*What is required:*
Give the data again exactly as written, skipping any pictures.

===============

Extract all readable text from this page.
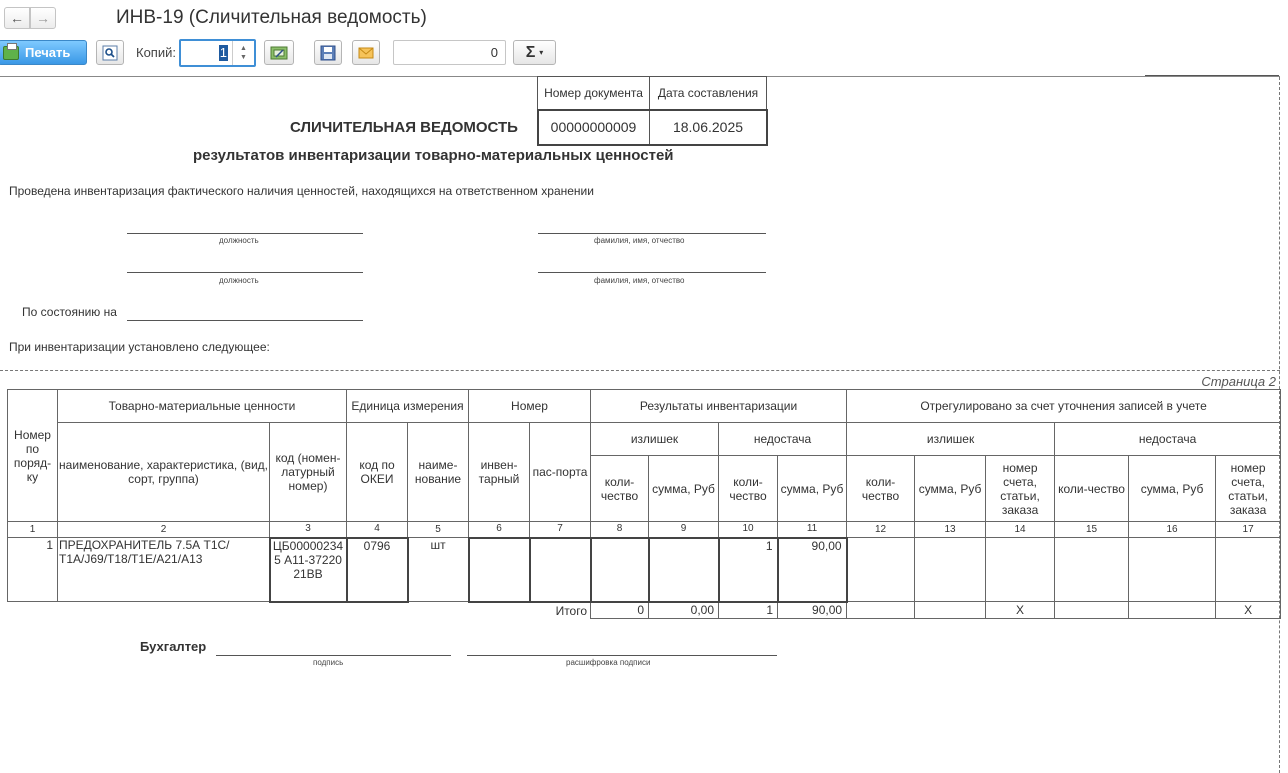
← →	ИНВ-19 (Сличительная ведомость)
Печать	Копий:	1 ▲
▼	0	Σ ▾
Номер документа	Дата составления
00000000009	18.06.2025
СЛИЧИТЕЛЬНАЯ ВЕДОМОСТЬ
результатов инвентаризации товарно-материальных ценностей
Проведена инвентаризация фактического наличия ценностей, находящихся на ответственном хранении
должность	фамилия, имя, отчество
должность	фамилия, имя, отчество
По состоянию на
При инвентаризации установлено следующее:
Страница 2
Номер по поряд-ку	Товарно-материальные ценности		Единица измерения		Номер		Результаты инвентаризации				Отрегулировано за счет уточнения записей в учете					
	наименование, характеристика, (вид, сорт, группа)	код (номен-латурный номер)	код по ОКЕИ	наиме-нование	инвен-тарный	пас-порта	излишек		недостача		излишек			недостача		
							коли-чество	сумма, Руб	коли-чество	сумма, Руб	коли-чество	сумма, Руб	номер счета, статьи, заказа	коли-чество	сумма, Руб	номер счета, статьи, заказа
1	2	3	4	5	6	7	8	9	10	11	12	13	14	15	16	17
1	ПРЕДОХРАНИТЕЛЬ 7.5А Т1С/Т1А/J69/Т18/Т1Е/А21/А13	ЦБ000002345 А11-3722021ВВ	0796	шт					1	90,00						
						Итого	0	0,00	1	90,00			X			X
Бухгалтер
подпись	расшифровка подписи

===============

*Exercise result:*
Extract all readable text from this page.
← →	ИНВ-19 (Сличительная ведомость)
Печать	Копий:	1 ▲
▼	0	Σ ▾
Номер документа	Дата составления
00000000009	18.06.2025
СЛИЧИТЕЛЬНАЯ ВЕДОМОСТЬ
результатов инвентаризации товарно-материальных ценностей
Проведена инвентаризация фактического наличия ценностей, находящихся на ответственном хранении
должность	фамилия, имя, отчество
должность	фамилия, имя, отчество
По состоянию на
При инвентаризации установлено следующее:
Страница 2
Номер по поряд-ку	Товарно-материальные ценности		Единица измерения		Номер		Результаты инвентаризации				Отрегулировано за счет уточнения записей в учете					
	наименование, характеристика, (вид, сорт, группа)	код (номен-латурный номер)	код по ОКЕИ	наиме-нование	инвен-тарный	пас-порта	излишек		недостача		излишек			недостача		
							коли-чество	сумма, Руб	коли-чество	сумма, Руб	коли-чество	сумма, Руб	номер счета, статьи, заказа	коли-чество	сумма, Руб	номер счета, статьи, заказа
1	2	3	4	5	6	7	8	9	10	11	12	13	14	15	16	17
1	ПРЕДОХРАНИТЕЛЬ 7.5А Т1С/Т1А/J69/Т18/Т1Е/А21/А13	ЦБ000002345 А11-3722021ВВ	0796	шт					1	90,00						
						Итого	0	0,00	1	90,00			X			X
Бухгалтер
подпись	расшифровка подписи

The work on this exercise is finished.